**LISTED RECORDS:**
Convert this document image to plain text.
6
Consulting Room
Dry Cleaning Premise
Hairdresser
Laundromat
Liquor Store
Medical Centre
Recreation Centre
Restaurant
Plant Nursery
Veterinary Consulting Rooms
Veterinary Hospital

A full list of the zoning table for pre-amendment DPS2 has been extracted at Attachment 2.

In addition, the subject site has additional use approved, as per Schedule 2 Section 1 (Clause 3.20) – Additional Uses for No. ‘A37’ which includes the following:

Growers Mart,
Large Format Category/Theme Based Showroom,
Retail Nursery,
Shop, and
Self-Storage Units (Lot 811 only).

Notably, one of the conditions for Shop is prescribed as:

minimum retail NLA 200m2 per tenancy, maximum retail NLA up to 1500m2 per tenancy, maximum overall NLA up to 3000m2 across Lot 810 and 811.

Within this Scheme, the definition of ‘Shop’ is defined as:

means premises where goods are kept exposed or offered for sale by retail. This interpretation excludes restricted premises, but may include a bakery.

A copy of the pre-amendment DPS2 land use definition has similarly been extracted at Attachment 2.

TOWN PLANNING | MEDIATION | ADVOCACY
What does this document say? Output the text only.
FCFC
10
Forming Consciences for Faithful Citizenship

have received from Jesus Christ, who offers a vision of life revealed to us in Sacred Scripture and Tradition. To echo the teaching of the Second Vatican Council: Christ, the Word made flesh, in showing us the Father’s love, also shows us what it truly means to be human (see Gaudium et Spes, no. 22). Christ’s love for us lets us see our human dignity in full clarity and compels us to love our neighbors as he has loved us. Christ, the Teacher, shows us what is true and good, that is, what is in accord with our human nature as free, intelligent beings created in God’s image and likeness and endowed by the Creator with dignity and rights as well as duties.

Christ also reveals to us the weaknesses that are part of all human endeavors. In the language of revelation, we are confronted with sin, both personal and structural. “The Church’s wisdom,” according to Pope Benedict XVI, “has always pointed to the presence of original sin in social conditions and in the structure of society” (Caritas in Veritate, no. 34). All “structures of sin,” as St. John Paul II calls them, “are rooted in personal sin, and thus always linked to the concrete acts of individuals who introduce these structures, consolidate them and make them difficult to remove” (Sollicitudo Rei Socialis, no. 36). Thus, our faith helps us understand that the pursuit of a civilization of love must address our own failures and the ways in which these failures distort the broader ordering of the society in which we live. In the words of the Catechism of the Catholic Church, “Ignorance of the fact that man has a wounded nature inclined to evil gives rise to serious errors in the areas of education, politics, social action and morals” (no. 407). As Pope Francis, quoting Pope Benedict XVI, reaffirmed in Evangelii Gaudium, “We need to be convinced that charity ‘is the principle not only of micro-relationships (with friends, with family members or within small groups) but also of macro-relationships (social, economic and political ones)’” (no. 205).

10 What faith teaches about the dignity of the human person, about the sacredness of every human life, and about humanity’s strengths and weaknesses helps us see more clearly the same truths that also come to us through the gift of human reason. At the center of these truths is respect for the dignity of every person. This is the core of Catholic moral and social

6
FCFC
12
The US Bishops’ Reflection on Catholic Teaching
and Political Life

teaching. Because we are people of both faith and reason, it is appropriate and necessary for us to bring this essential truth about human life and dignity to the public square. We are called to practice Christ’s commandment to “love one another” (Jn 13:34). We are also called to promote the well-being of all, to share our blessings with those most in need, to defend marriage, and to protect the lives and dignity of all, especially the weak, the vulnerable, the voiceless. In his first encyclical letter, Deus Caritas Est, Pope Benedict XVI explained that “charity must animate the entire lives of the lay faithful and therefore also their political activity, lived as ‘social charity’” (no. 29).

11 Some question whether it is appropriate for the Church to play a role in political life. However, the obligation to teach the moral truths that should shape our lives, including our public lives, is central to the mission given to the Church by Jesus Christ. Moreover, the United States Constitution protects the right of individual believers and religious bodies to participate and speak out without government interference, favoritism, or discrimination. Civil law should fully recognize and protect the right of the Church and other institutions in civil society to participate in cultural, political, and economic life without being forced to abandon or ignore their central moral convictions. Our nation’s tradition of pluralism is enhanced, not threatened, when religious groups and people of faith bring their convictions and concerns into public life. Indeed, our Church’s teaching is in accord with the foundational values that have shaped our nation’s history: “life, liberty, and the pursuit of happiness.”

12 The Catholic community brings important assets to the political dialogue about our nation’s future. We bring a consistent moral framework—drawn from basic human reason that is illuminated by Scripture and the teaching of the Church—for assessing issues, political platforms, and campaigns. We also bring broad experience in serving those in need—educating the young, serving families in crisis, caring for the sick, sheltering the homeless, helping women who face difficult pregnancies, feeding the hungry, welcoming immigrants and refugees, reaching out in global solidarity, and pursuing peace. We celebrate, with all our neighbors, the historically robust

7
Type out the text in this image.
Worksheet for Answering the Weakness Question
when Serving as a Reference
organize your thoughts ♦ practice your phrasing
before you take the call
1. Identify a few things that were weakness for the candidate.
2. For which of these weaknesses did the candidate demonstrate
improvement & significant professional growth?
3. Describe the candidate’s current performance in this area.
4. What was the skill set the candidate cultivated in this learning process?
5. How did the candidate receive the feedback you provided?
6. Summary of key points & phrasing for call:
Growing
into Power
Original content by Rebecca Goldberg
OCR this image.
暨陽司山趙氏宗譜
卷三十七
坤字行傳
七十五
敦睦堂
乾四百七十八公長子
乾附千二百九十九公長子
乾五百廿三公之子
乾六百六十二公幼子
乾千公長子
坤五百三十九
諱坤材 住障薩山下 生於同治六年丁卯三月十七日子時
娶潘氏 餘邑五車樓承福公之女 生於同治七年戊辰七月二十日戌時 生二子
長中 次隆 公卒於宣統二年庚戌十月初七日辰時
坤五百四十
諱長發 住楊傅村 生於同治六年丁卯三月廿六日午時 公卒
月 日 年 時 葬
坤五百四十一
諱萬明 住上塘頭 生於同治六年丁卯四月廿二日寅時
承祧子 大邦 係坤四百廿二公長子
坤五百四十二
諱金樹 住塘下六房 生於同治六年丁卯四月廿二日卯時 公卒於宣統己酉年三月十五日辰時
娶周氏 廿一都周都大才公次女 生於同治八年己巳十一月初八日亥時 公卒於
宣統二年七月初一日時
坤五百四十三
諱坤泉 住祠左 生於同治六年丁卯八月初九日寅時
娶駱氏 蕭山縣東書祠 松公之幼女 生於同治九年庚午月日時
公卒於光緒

**BRIEF:** What is needed here is an exact reproduction of all the entries.

**TASK OUTPUT:**
Convert this document image to plain text.
6
Consulting Room
Dry Cleaning Premise
Hairdresser
Laundromat
Liquor Store
Medical Centre
Recreation Centre
Restaurant
Plant Nursery
Veterinary Consulting Rooms
Veterinary Hospital

A full list of the zoning table for pre-amendment DPS2 has been extracted at Attachment 2.

In addition, the subject site has additional use approved, as per Schedule 2 Section 1 (Clause 3.20) – Additional Uses for No. ‘A37’ which includes the following:

Growers Mart,
Large Format Category/Theme Based Showroom,
Retail Nursery,
Shop, and
Self-Storage Units (Lot 811 only).

Notably, one of the conditions for Shop is prescribed as:

minimum retail NLA 200m2 per tenancy, maximum retail NLA up to 1500m2 per tenancy, maximum overall NLA up to 3000m2 across Lot 810 and 811.

Within this Scheme, the definition of ‘Shop’ is defined as:

means premises where goods are kept exposed or offered for sale by retail. This interpretation excludes restricted premises, but may include a bakery.

A copy of the pre-amendment DPS2 land use definition has similarly been extracted at Attachment 2.

TOWN PLANNING | MEDIATION | ADVOCACY
What does this document say? Output the text only.
FCFC
10
Forming Consciences for Faithful Citizenship

have received from Jesus Christ, who offers a vision of life revealed to us in Sacred Scripture and Tradition. To echo the teaching of the Second Vatican Council: Christ, the Word made flesh, in showing us the Father’s love, also shows us what it truly means to be human (see Gaudium et Spes, no. 22). Christ’s love for us lets us see our human dignity in full clarity and compels us to love our neighbors as he has loved us. Christ, the Teacher, shows us what is true and good, that is, what is in accord with our human nature as free, intelligent beings created in God’s image and likeness and endowed by the Creator with dignity and rights as well as duties.

Christ also reveals to us the weaknesses that are part of all human endeavors. In the language of revelation, we are confronted with sin, both personal and structural. “The Church’s wisdom,” according to Pope Benedict XVI, “has always pointed to the presence of original sin in social conditions and in the structure of society” (Caritas in Veritate, no. 34). All “structures of sin,” as St. John Paul II calls them, “are rooted in personal sin, and thus always linked to the concrete acts of individuals who introduce these structures, consolidate them and make them difficult to remove” (Sollicitudo Rei Socialis, no. 36). Thus, our faith helps us understand that the pursuit of a civilization of love must address our own failures and the ways in which these failures distort the broader ordering of the society in which we live. In the words of the Catechism of the Catholic Church, “Ignorance of the fact that man has a wounded nature inclined to evil gives rise to serious errors in the areas of education, politics, social action and morals” (no. 407). As Pope Francis, quoting Pope Benedict XVI, reaffirmed in Evangelii Gaudium, “We need to be convinced that charity ‘is the principle not only of micro-relationships (with friends, with family members or within small groups) but also of macro-relationships (social, economic and political ones)’” (no. 205).

10 What faith teaches about the dignity of the human person, about the sacredness of every human life, and about humanity’s strengths and weaknesses helps us see more clearly the same truths that also come to us through the gift of human reason. At the center of these truths is respect for the dignity of every person. This is the core of Catholic moral and social

6
FCFC
12
The US Bishops’ Reflection on Catholic Teaching
and Political Life

teaching. Because we are people of both faith and reason, it is appropriate and necessary for us to bring this essential truth about human life and dignity to the public square. We are called to practice Christ’s commandment to “love one another” (Jn 13:34). We are also called to promote the well-being of all, to share our blessings with those most in need, to defend marriage, and to protect the lives and dignity of all, especially the weak, the vulnerable, the voiceless. In his first encyclical letter, Deus Caritas Est, Pope Benedict XVI explained that “charity must animate the entire lives of the lay faithful and therefore also their political activity, lived as ‘social charity’” (no. 29).

11 Some question whether it is appropriate for the Church to play a role in political life. However, the obligation to teach the moral truths that should shape our lives, including our public lives, is central to the mission given to the Church by Jesus Christ. Moreover, the United States Constitution protects the right of individual believers and religious bodies to participate and speak out without government interference, favoritism, or discrimination. Civil law should fully recognize and protect the right of the Church and other institutions in civil society to participate in cultural, political, and economic life without being forced to abandon or ignore their central moral convictions. Our nation’s tradition of pluralism is enhanced, not threatened, when religious groups and people of faith bring their convictions and concerns into public life. Indeed, our Church’s teaching is in accord with the foundational values that have shaped our nation’s history: “life, liberty, and the pursuit of happiness.”

12 The Catholic community brings important assets to the political dialogue about our nation’s future. We bring a consistent moral framework—drawn from basic human reason that is illuminated by Scripture and the teaching of the Church—for assessing issues, political platforms, and campaigns. We also bring broad experience in serving those in need—educating the young, serving families in crisis, caring for the sick, sheltering the homeless, helping women who face difficult pregnancies, feeding the hungry, welcoming immigrants and refugees, reaching out in global solidarity, and pursuing peace. We celebrate, with all our neighbors, the historically robust

7
Type out the text in this image.
Worksheet for Answering the Weakness Question
when Serving as a Reference
organize your thoughts ♦ practice your phrasing
before you take the call
1. Identify a few things that were weakness for the candidate.
2. For which of these weaknesses did the candidate demonstrate
improvement & significant professional growth?
3. Describe the candidate’s current performance in this area.
4. What was the skill set the candidate cultivated in this learning process?
5. How did the candidate receive the feedback you provided?
6. Summary of key points & phrasing for call:
Growing
into Power
Original content by Rebecca Goldberg
OCR this image.
暨陽司山趙氏宗譜
卷三十七
坤字行傳
七十五
敦睦堂
乾四百七十八公長子
乾附千二百九十九公長子
乾五百廿三公之子
乾六百六十二公幼子
乾千公長子
坤五百三十九
諱坤材 住障薩山下 生於同治六年丁卯三月十七日子時
娶潘氏 餘邑五車樓承福公之女 生於同治七年戊辰七月二十日戌時 生二子
長中 次隆 公卒於宣統二年庚戌十月初七日辰時
坤五百四十
諱長發 住楊傅村 生於同治六年丁卯三月廿六日午時 公卒
月 日 年 時 葬
坤五百四十一
諱萬明 住上塘頭 生於同治六年丁卯四月廿二日寅時
承祧子 大邦 係坤四百廿二公長子
坤五百四十二
諱金樹 住塘下六房 生於同治六年丁卯四月廿二日卯時 公卒於宣統己酉年三月十五日辰時
娶周氏 廿一都周都大才公次女 生於同治八年己巳十一月初八日亥時 公卒於
宣統二年七月初一日時
坤五百四十三
諱坤泉 住祠左 生於同治六年丁卯八月初九日寅時
娶駱氏 蕭山縣東書祠 松公之幼女 生於同治九年庚午月日時
公卒於光緒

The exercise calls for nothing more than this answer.